DATA SUPPLIED start

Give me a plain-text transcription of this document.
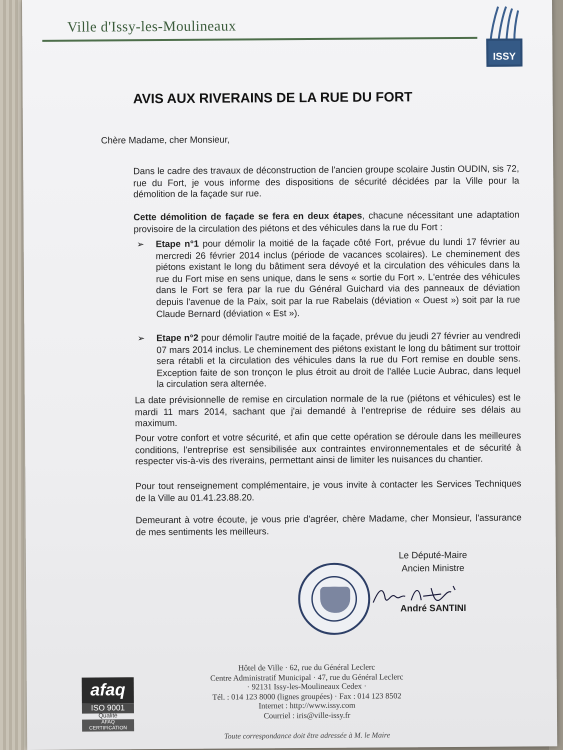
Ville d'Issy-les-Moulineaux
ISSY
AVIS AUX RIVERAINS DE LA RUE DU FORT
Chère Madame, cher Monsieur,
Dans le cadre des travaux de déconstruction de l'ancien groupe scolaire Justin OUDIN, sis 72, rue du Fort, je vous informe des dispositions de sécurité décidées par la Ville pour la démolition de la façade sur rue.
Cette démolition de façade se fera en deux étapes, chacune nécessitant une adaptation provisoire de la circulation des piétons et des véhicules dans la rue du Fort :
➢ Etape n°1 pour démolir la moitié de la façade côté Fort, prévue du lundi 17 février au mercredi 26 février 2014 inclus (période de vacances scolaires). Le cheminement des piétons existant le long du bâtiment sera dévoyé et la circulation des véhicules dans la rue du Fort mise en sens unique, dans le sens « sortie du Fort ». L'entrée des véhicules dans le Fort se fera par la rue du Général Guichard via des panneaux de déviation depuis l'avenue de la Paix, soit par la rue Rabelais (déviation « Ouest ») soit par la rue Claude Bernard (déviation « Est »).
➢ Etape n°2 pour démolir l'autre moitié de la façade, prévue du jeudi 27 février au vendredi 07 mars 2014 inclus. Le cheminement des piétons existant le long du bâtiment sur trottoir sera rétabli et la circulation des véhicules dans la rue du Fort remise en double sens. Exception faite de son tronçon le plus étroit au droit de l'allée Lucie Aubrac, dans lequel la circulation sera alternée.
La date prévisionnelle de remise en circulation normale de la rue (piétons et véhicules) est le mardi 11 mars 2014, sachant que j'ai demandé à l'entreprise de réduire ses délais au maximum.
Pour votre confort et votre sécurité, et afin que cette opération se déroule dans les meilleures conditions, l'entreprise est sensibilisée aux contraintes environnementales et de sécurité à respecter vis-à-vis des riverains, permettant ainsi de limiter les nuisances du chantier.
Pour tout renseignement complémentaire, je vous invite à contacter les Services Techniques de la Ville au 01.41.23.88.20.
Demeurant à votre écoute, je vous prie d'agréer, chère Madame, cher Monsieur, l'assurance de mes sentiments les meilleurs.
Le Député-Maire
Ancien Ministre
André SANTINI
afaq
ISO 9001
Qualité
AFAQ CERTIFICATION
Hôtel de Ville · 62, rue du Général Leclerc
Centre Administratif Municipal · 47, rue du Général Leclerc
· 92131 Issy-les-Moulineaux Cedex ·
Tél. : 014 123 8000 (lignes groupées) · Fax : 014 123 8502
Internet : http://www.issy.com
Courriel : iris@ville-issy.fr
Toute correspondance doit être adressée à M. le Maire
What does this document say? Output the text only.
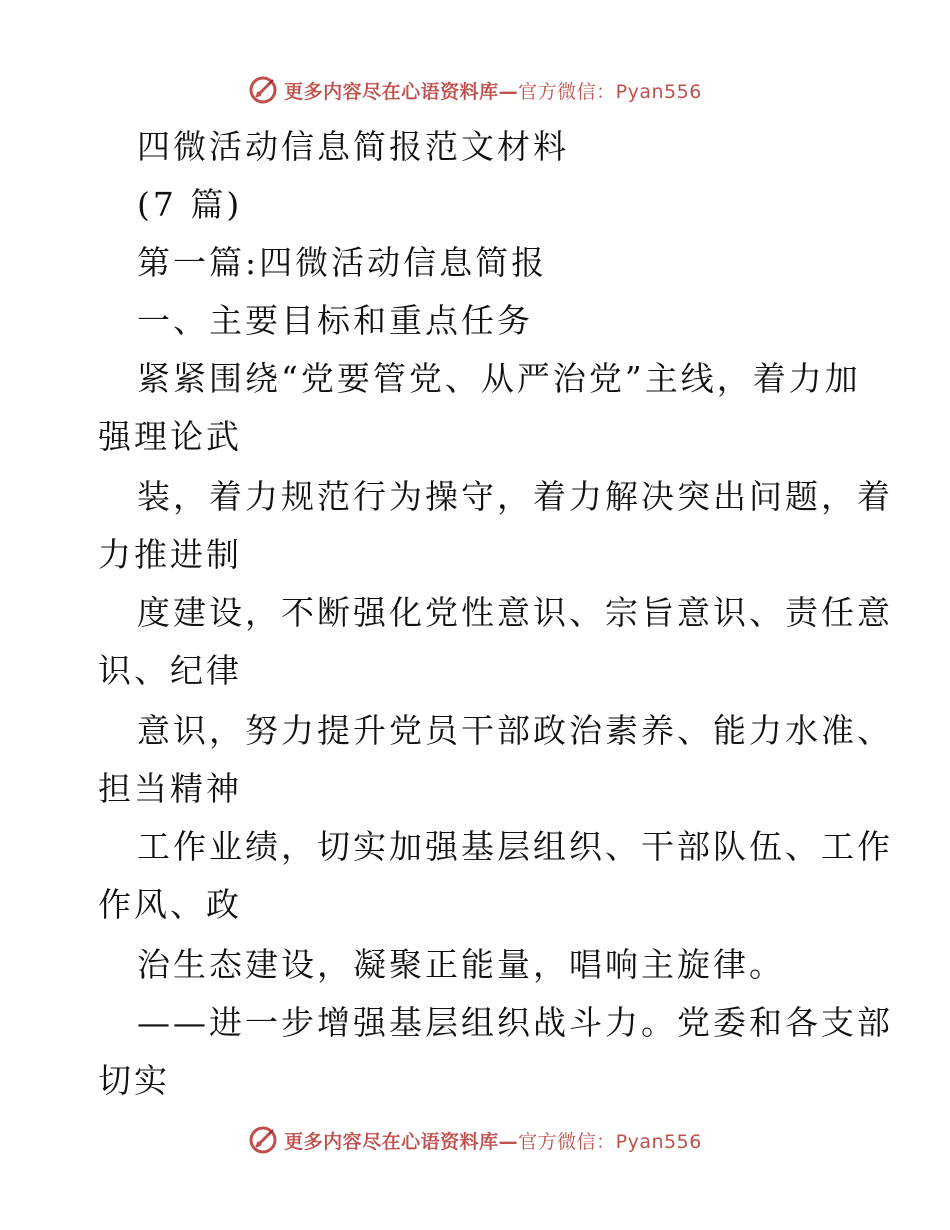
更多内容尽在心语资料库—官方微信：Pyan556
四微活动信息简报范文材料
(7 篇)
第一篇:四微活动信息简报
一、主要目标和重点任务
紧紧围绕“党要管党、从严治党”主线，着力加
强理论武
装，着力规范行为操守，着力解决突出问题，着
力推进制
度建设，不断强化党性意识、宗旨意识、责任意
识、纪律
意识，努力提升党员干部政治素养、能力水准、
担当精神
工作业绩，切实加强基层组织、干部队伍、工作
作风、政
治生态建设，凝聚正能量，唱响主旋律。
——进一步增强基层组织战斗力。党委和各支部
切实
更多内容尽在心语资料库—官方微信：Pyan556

DATA SUPPLIED end

_STATED TASK_
Write out every record above exactly as it stands, but leave out the pictures.

_REPLY TO THE TASK_
Give me a plain-text transcription of this document.
Ville d'Issy-les-Moulineaux
ISSY
AVIS AUX RIVERAINS DE LA RUE DU FORT
Chère Madame, cher Monsieur,
Dans le cadre des travaux de déconstruction de l'ancien groupe scolaire Justin OUDIN, sis 72, rue du Fort, je vous informe des dispositions de sécurité décidées par la Ville pour la démolition de la façade sur rue.
Cette démolition de façade se fera en deux étapes, chacune nécessitant une adaptation provisoire de la circulation des piétons et des véhicules dans la rue du Fort :
➢ Etape n°1 pour démolir la moitié de la façade côté Fort, prévue du lundi 17 février au mercredi 26 février 2014 inclus (période de vacances scolaires). Le cheminement des piétons existant le long du bâtiment sera dévoyé et la circulation des véhicules dans la rue du Fort mise en sens unique, dans le sens « sortie du Fort ». L'entrée des véhicules dans le Fort se fera par la rue du Général Guichard via des panneaux de déviation depuis l'avenue de la Paix, soit par la rue Rabelais (déviation « Ouest ») soit par la rue Claude Bernard (déviation « Est »).
➢ Etape n°2 pour démolir l'autre moitié de la façade, prévue du jeudi 27 février au vendredi 07 mars 2014 inclus. Le cheminement des piétons existant le long du bâtiment sur trottoir sera rétabli et la circulation des véhicules dans la rue du Fort remise en double sens. Exception faite de son tronçon le plus étroit au droit de l'allée Lucie Aubrac, dans lequel la circulation sera alternée.
La date prévisionnelle de remise en circulation normale de la rue (piétons et véhicules) est le mardi 11 mars 2014, sachant que j'ai demandé à l'entreprise de réduire ses délais au maximum.
Pour votre confort et votre sécurité, et afin que cette opération se déroule dans les meilleures conditions, l'entreprise est sensibilisée aux contraintes environnementales et de sécurité à respecter vis-à-vis des riverains, permettant ainsi de limiter les nuisances du chantier.
Pour tout renseignement complémentaire, je vous invite à contacter les Services Techniques de la Ville au 01.41.23.88.20.
Demeurant à votre écoute, je vous prie d'agréer, chère Madame, cher Monsieur, l'assurance de mes sentiments les meilleurs.
Le Député-Maire
Ancien Ministre
André SANTINI
afaq
ISO 9001
Qualité
AFAQ CERTIFICATION
Hôtel de Ville · 62, rue du Général Leclerc
Centre Administratif Municipal · 47, rue du Général Leclerc
· 92131 Issy-les-Moulineaux Cedex ·
Tél. : 014 123 8000 (lignes groupées) · Fax : 014 123 8502
Internet : http://www.issy.com
Courriel : iris@ville-issy.fr
Toute correspondance doit être adressée à M. le Maire
What does this document say? Output the text only.
更多内容尽在心语资料库—官方微信：Pyan556
四微活动信息简报范文材料
(7 篇)
第一篇:四微活动信息简报
一、主要目标和重点任务
紧紧围绕“党要管党、从严治党”主线，着力加
强理论武
装，着力规范行为操守，着力解决突出问题，着
力推进制
度建设，不断强化党性意识、宗旨意识、责任意
识、纪律
意识，努力提升党员干部政治素养、能力水准、
担当精神
工作业绩，切实加强基层组织、干部队伍、工作
作风、政
治生态建设，凝聚正能量，唱响主旋律。
——进一步增强基层组织战斗力。党委和各支部
切实
更多内容尽在心语资料库—官方微信：Pyan556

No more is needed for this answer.